[Task statement] Pictures do not belong in the copy; restate the records below word for word.

Dataset items:
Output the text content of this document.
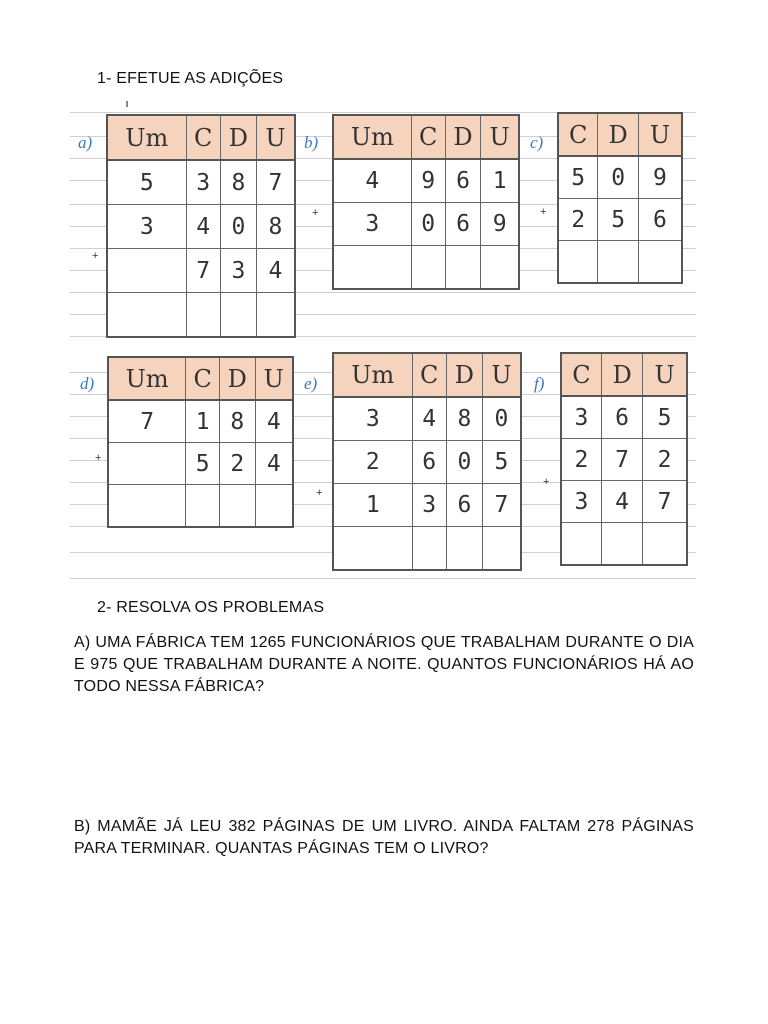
1- EFETUE AS ADIÇÕES
a)
+
Um	C	D	U
5	3	8	7
3	4	0	8
	7	3	4

b)
+
Um	C	D	U
4	9	6	1
3	0	6	9

c)
+
C	D	U
5	0	9
2	5	6

d)
+
Um	C	D	U
7	1	8	4
	5	2	4

e)
+
Um	C	D	U
3	4	8	0
2	6	0	5
1	3	6	7

f)
+
C	D	U
3	6	5
2	7	2
3	4	7

2- RESOLVA OS PROBLEMAS
A) UMA FÁBRICA TEM 1265 FUNCIONÁRIOS QUE TRABALHAM DURANTE O DIA E 975 QUE TRABALHAM DURANTE A NOITE. QUANTOS FUNCIONÁRIOS HÁ AO TODO NESSA FÁBRICA?
B) MAMÃE JÁ LEU 382 PÁGINAS DE UM LIVRO. AINDA FALTAM 278 PÁGINAS PARA TERMINAR. QUANTAS PÁGINAS TEM O LIVRO?
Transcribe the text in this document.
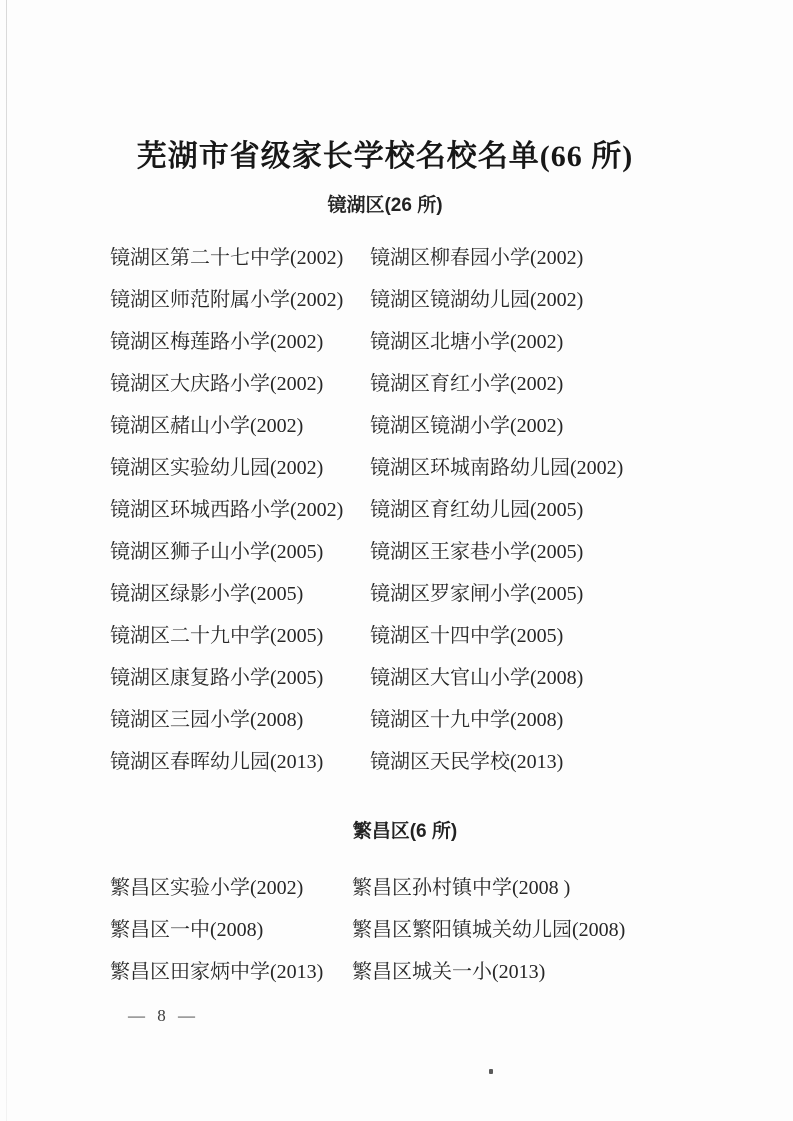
芜湖市省级家长学校名校名单(66 所)
镜湖区(26 所)
镜湖区第二十七中学(2002)	镜湖区柳春园小学(2002)
镜湖区师范附属小学(2002)	镜湖区镜湖幼儿园(2002)
镜湖区梅莲路小学(2002)	镜湖区北塘小学(2002)
镜湖区大庆路小学(2002)	镜湖区育红小学(2002)
镜湖区赭山小学(2002)	镜湖区镜湖小学(2002)
镜湖区实验幼儿园(2002)	镜湖区环城南路幼儿园(2002)
镜湖区环城西路小学(2002)	镜湖区育红幼儿园(2005)
镜湖区狮子山小学(2005)	镜湖区王家巷小学(2005)
镜湖区绿影小学(2005)	镜湖区罗家闸小学(2005)
镜湖区二十九中学(2005)	镜湖区十四中学(2005)
镜湖区康复路小学(2005)	镜湖区大官山小学(2008)
镜湖区三园小学(2008)	镜湖区十九中学(2008)
镜湖区春晖幼儿园(2013)	镜湖区天民学校(2013)
繁昌区(6 所)
繁昌区实验小学(2002)	繁昌区孙村镇中学(2008 )
繁昌区一中(2008)	繁昌区繁阳镇城关幼儿园(2008)
繁昌区田家炳中学(2013)	繁昌区城关一小(2013)
— 8 —
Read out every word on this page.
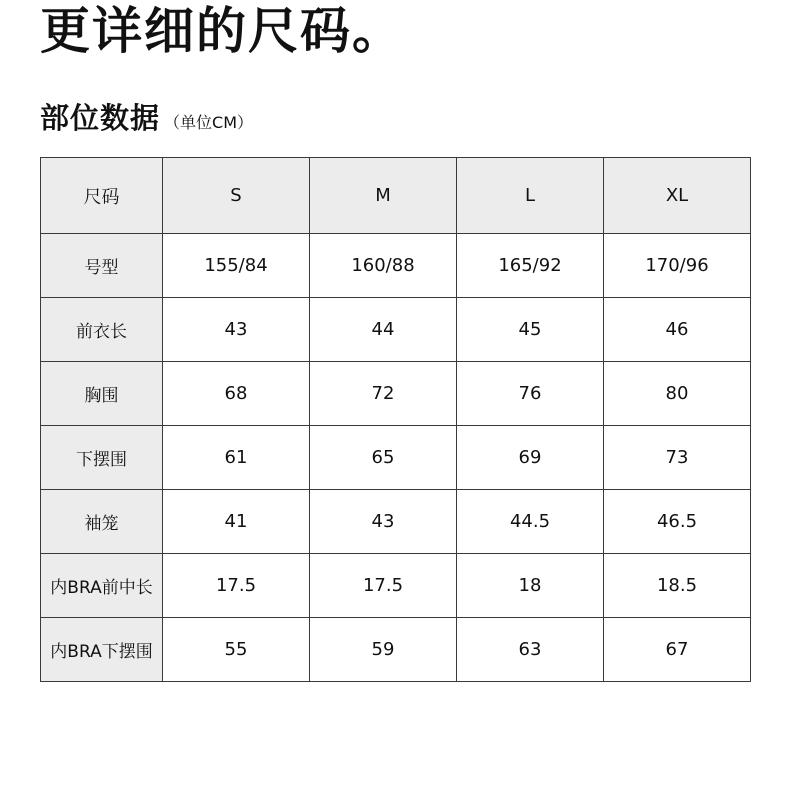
更详细的尺码。
部位数据 （单位CM）
尺码	S	M	L	XL
号型	155/84	160/88	165/92	170/96
前衣长	43	44	45	46
胸围	68	72	76	80
下摆围	61	65	69	73
袖笼	41	43	44.5	46.5
内BRA前中长	17.5	17.5	18	18.5
内BRA下摆围	55	59	63	67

[Written answer]
Output the text content of this document.
1- EFETUE AS ADIÇÕES
a)
+
Um	C	D	U
5	3	8	7
3	4	0	8
	7	3	4

b)
+
Um	C	D	U
4	9	6	1
3	0	6	9

c)
+
C	D	U
5	0	9
2	5	6

d)
+
Um	C	D	U
7	1	8	4
	5	2	4

e)
+
Um	C	D	U
3	4	8	0
2	6	0	5
1	3	6	7

f)
+
C	D	U
3	6	5
2	7	2
3	4	7

2- RESOLVA OS PROBLEMAS
A) UMA FÁBRICA TEM 1265 FUNCIONÁRIOS QUE TRABALHAM DURANTE O DIA E 975 QUE TRABALHAM DURANTE A NOITE. QUANTOS FUNCIONÁRIOS HÁ AO TODO NESSA FÁBRICA?
B) MAMÃE JÁ LEU 382 PÁGINAS DE UM LIVRO. AINDA FALTAM 278 PÁGINAS PARA TERMINAR. QUANTAS PÁGINAS TEM O LIVRO?
Transcribe the text in this document.
芜湖市省级家长学校名校名单(66 所)
镜湖区(26 所)
镜湖区第二十七中学(2002)	镜湖区柳春园小学(2002)
镜湖区师范附属小学(2002)	镜湖区镜湖幼儿园(2002)
镜湖区梅莲路小学(2002)	镜湖区北塘小学(2002)
镜湖区大庆路小学(2002)	镜湖区育红小学(2002)
镜湖区赭山小学(2002)	镜湖区镜湖小学(2002)
镜湖区实验幼儿园(2002)	镜湖区环城南路幼儿园(2002)
镜湖区环城西路小学(2002)	镜湖区育红幼儿园(2005)
镜湖区狮子山小学(2005)	镜湖区王家巷小学(2005)
镜湖区绿影小学(2005)	镜湖区罗家闸小学(2005)
镜湖区二十九中学(2005)	镜湖区十四中学(2005)
镜湖区康复路小学(2005)	镜湖区大官山小学(2008)
镜湖区三园小学(2008)	镜湖区十九中学(2008)
镜湖区春晖幼儿园(2013)	镜湖区天民学校(2013)
繁昌区(6 所)
繁昌区实验小学(2002)	繁昌区孙村镇中学(2008 )
繁昌区一中(2008)	繁昌区繁阳镇城关幼儿园(2008)
繁昌区田家炳中学(2013)	繁昌区城关一小(2013)
— 8 —
Read out every word on this page.
更详细的尺码。
部位数据 （单位CM）
尺码	S	M	L	XL
号型	155/84	160/88	165/92	170/96
前衣长	43	44	45	46
胸围	68	72	76	80
下摆围	61	65	69	73
袖笼	41	43	44.5	46.5
内BRA前中长	17.5	17.5	18	18.5
内BRA下摆围	55	59	63	67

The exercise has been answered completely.